__Task goal__
Go through the entries and transcribe each one exactly, dropping the pictures.

Stored data entries

++++++

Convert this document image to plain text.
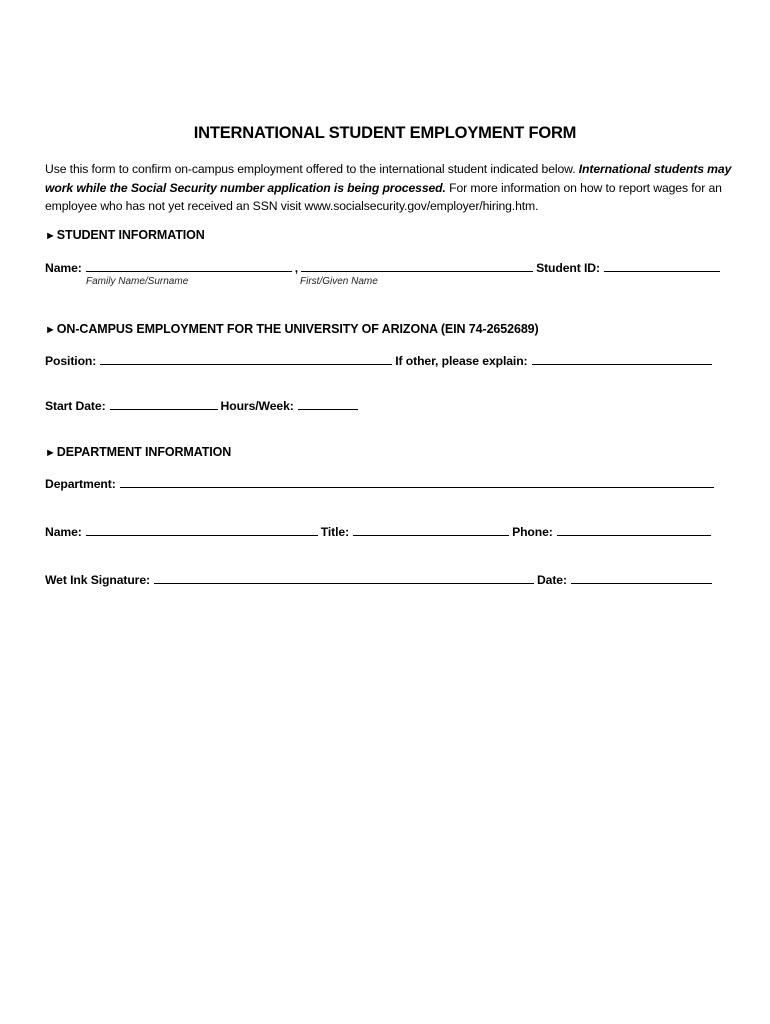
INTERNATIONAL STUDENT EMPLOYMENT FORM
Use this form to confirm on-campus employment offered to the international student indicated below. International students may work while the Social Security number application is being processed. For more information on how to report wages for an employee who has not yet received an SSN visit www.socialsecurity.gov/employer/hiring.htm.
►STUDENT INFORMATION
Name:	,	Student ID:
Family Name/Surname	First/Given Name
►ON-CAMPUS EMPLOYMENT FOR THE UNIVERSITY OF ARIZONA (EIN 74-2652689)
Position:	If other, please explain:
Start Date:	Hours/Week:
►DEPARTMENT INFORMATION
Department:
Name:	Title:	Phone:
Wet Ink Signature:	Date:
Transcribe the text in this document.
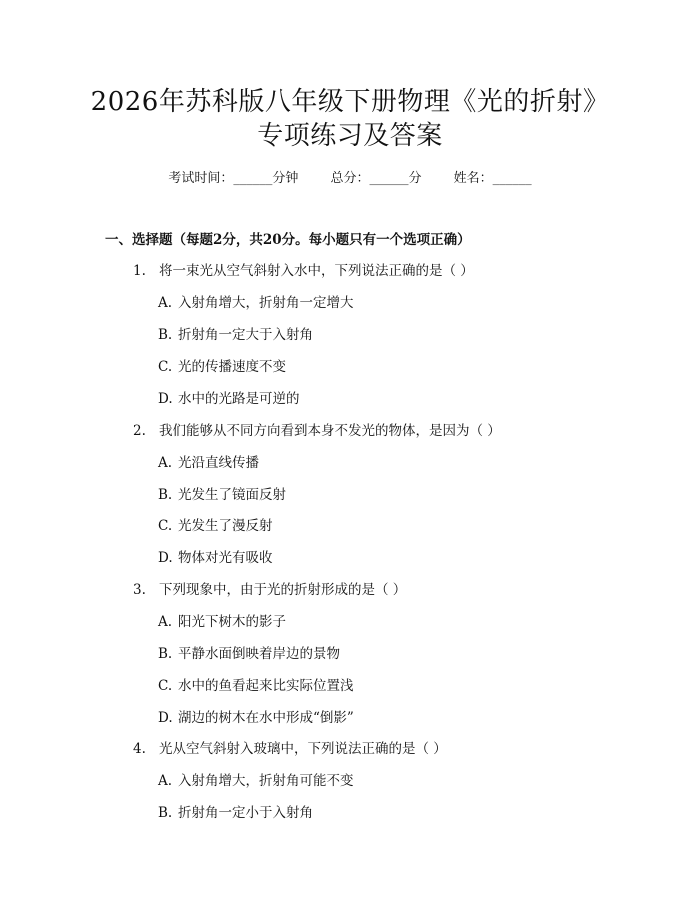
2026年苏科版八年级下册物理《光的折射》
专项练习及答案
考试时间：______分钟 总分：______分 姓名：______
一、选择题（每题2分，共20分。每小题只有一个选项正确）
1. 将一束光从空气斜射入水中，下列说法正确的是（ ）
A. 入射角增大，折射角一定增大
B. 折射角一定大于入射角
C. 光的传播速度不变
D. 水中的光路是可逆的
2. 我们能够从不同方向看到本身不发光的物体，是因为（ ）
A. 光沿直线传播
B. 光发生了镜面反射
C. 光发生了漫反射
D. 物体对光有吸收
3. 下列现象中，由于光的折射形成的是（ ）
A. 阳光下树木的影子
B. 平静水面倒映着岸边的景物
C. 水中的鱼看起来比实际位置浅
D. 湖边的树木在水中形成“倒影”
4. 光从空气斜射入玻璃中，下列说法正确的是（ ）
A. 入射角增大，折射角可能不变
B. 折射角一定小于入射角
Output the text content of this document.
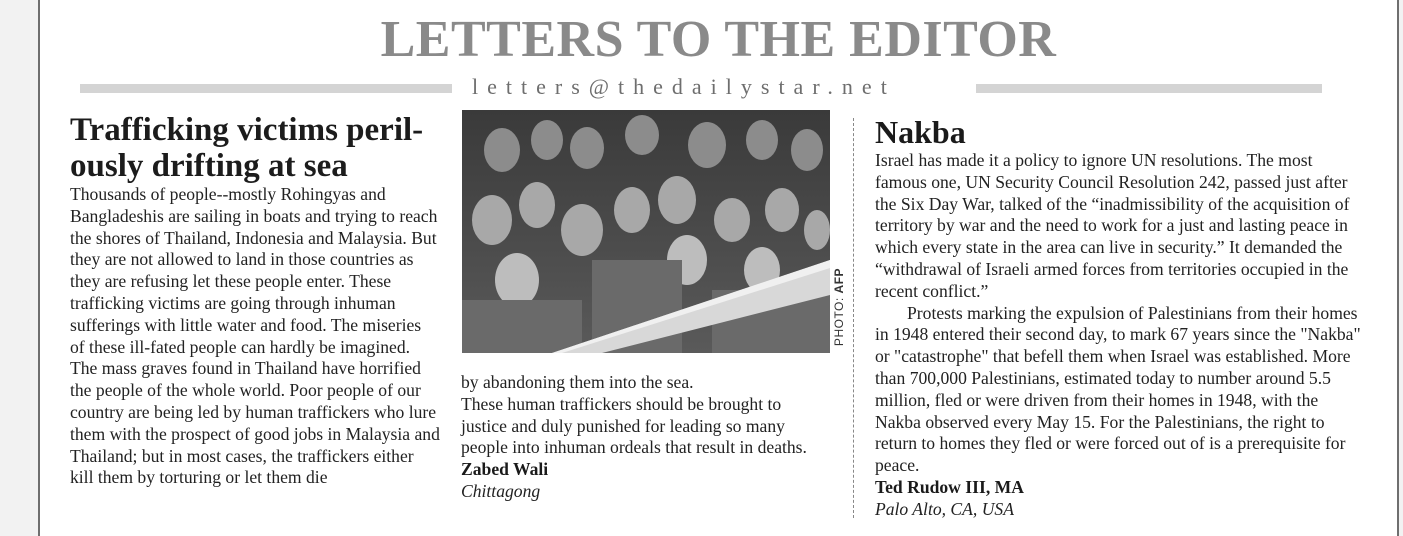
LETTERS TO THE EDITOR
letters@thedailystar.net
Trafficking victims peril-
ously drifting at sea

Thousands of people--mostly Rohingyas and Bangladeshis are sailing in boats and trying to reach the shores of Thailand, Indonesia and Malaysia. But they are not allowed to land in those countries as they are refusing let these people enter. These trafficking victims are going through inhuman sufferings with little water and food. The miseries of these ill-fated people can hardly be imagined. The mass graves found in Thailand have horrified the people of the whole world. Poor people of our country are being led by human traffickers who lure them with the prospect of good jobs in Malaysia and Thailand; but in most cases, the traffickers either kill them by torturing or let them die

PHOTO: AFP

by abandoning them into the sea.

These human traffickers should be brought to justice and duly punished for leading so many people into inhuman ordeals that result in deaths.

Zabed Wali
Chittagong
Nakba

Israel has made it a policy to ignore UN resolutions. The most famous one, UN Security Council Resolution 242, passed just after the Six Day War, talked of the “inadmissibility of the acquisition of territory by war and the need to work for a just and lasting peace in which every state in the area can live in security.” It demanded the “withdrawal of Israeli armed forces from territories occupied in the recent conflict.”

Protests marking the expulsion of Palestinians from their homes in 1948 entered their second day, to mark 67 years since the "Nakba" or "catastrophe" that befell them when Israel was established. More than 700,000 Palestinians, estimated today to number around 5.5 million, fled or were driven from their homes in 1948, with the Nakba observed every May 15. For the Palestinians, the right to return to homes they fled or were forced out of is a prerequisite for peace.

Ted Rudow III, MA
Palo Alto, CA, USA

++++++

__Answer__
Convert this document image to plain text.
INTERNATIONAL STUDENT EMPLOYMENT FORM
Use this form to confirm on-campus employment offered to the international student indicated below. International students may work while the Social Security number application is being processed. For more information on how to report wages for an employee who has not yet received an SSN visit www.socialsecurity.gov/employer/hiring.htm.
►STUDENT INFORMATION
Name:	,	Student ID:
Family Name/Surname	First/Given Name
►ON-CAMPUS EMPLOYMENT FOR THE UNIVERSITY OF ARIZONA (EIN 74-2652689)
Position:	If other, please explain:
Start Date:	Hours/Week:
►DEPARTMENT INFORMATION
Department:
Name:	Title:	Phone:
Wet Ink Signature:	Date:
Transcribe the text in this document.
2026年苏科版八年级下册物理《光的折射》
专项练习及答案
考试时间：______分钟 总分：______分 姓名：______
一、选择题（每题2分，共20分。每小题只有一个选项正确）
1. 将一束光从空气斜射入水中，下列说法正确的是（ ）
A. 入射角增大，折射角一定增大
B. 折射角一定大于入射角
C. 光的传播速度不变
D. 水中的光路是可逆的
2. 我们能够从不同方向看到本身不发光的物体，是因为（ ）
A. 光沿直线传播
B. 光发生了镜面反射
C. 光发生了漫反射
D. 物体对光有吸收
3. 下列现象中，由于光的折射形成的是（ ）
A. 阳光下树木的影子
B. 平静水面倒映着岸边的景物
C. 水中的鱼看起来比实际位置浅
D. 湖边的树木在水中形成“倒影”
4. 光从空气斜射入玻璃中，下列说法正确的是（ ）
A. 入射角增大，折射角可能不变
B. 折射角一定小于入射角
Output the text content of this document.
LETTERS TO THE EDITOR
letters@thedailystar.net
Trafficking victims peril-
ously drifting at sea

Thousands of people--mostly Rohingyas and Bangladeshis are sailing in boats and trying to reach the shores of Thailand, Indonesia and Malaysia. But they are not allowed to land in those countries as they are refusing let these people enter. These trafficking victims are going through inhuman sufferings with little water and food. The miseries of these ill-fated people can hardly be imagined. The mass graves found in Thailand have horrified the people of the whole world. Poor people of our country are being led by human traffickers who lure them with the prospect of good jobs in Malaysia and Thailand; but in most cases, the traffickers either kill them by torturing or let them die

PHOTO: AFP

by abandoning them into the sea.

These human traffickers should be brought to justice and duly punished for leading so many people into inhuman ordeals that result in deaths.

Zabed Wali
Chittagong
Nakba

Israel has made it a policy to ignore UN resolutions. The most famous one, UN Security Council Resolution 242, passed just after the Six Day War, talked of the “inadmissibility of the acquisition of territory by war and the need to work for a just and lasting peace in which every state in the area can live in security.” It demanded the “withdrawal of Israeli armed forces from territories occupied in the recent conflict.”

Protests marking the expulsion of Palestinians from their homes in 1948 entered their second day, to mark 67 years since the "Nakba" or "catastrophe" that befell them when Israel was established. More than 700,000 Palestinians, estimated today to number around 5.5 million, fled or were driven from their homes in 1948, with the Nakba observed every May 15. For the Palestinians, the right to return to homes they fled or were forced out of is a prerequisite for peace.

Ted Rudow III, MA
Palo Alto, CA, USA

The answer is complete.